> _Requirement_
Reproduce the material in full, unchanged.

> _Records shown_

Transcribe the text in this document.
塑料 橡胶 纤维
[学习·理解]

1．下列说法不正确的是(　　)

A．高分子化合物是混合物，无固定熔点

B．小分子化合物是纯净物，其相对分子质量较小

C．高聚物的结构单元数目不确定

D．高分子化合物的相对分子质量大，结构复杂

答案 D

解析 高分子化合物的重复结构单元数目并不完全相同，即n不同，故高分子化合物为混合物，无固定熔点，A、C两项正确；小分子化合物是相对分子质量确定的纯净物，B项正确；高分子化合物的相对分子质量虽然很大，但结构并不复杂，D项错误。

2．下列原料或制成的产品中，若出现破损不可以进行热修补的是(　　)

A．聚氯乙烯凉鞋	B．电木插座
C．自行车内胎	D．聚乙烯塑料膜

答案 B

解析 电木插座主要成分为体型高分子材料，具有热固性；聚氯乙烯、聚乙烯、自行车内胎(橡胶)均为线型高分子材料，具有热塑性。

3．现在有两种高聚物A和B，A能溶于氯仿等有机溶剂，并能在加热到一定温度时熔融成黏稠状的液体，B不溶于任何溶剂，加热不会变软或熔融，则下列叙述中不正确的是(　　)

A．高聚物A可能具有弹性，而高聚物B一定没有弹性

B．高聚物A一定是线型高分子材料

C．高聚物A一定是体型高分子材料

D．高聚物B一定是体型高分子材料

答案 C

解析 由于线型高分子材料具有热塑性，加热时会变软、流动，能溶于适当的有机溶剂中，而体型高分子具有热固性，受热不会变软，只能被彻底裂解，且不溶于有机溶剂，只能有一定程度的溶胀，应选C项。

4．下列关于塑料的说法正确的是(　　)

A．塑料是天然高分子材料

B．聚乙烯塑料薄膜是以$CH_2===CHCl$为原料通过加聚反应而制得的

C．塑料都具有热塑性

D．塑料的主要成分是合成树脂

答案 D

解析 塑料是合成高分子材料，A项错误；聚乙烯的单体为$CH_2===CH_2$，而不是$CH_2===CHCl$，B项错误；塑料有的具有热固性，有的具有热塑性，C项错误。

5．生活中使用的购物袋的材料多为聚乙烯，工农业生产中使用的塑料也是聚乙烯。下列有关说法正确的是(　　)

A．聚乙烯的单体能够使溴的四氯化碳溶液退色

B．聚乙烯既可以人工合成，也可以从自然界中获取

> _Response_
Transcribe the text in this document.
塑料 橡胶 纤维
[学习·理解]

1．下列说法不正确的是(　　)

A．高分子化合物是混合物，无固定熔点

B．小分子化合物是纯净物，其相对分子质量较小

C．高聚物的结构单元数目不确定

D．高分子化合物的相对分子质量大，结构复杂

答案 D

解析 高分子化合物的重复结构单元数目并不完全相同，即n不同，故高分子化合物为混合物，无固定熔点，A、C两项正确；小分子化合物是相对分子质量确定的纯净物，B项正确；高分子化合物的相对分子质量虽然很大，但结构并不复杂，D项错误。

2．下列原料或制成的产品中，若出现破损不可以进行热修补的是(　　)

A．聚氯乙烯凉鞋	B．电木插座
C．自行车内胎	D．聚乙烯塑料膜

答案 B

解析 电木插座主要成分为体型高分子材料，具有热固性；聚氯乙烯、聚乙烯、自行车内胎(橡胶)均为线型高分子材料，具有热塑性。

3．现在有两种高聚物A和B，A能溶于氯仿等有机溶剂，并能在加热到一定温度时熔融成黏稠状的液体，B不溶于任何溶剂，加热不会变软或熔融，则下列叙述中不正确的是(　　)

A．高聚物A可能具有弹性，而高聚物B一定没有弹性

B．高聚物A一定是线型高分子材料

C．高聚物A一定是体型高分子材料

D．高聚物B一定是体型高分子材料

答案 C

解析 由于线型高分子材料具有热塑性，加热时会变软、流动，能溶于适当的有机溶剂中，而体型高分子具有热固性，受热不会变软，只能被彻底裂解，且不溶于有机溶剂，只能有一定程度的溶胀，应选C项。

4．下列关于塑料的说法正确的是(　　)

A．塑料是天然高分子材料

B．聚乙烯塑料薄膜是以$CH_2===CHCl$为原料通过加聚反应而制得的

C．塑料都具有热塑性

D．塑料的主要成分是合成树脂

答案 D

解析 塑料是合成高分子材料，A项错误；聚乙烯的单体为$CH_2===CH_2$，而不是$CH_2===CHCl$，B项错误；塑料有的具有热固性，有的具有热塑性，C项错误。

5．生活中使用的购物袋的材料多为聚乙烯，工农业生产中使用的塑料也是聚乙烯。下列有关说法正确的是(　　)

A．聚乙烯的单体能够使溴的四氯化碳溶液退色

B．聚乙烯既可以人工合成，也可以从自然界中获取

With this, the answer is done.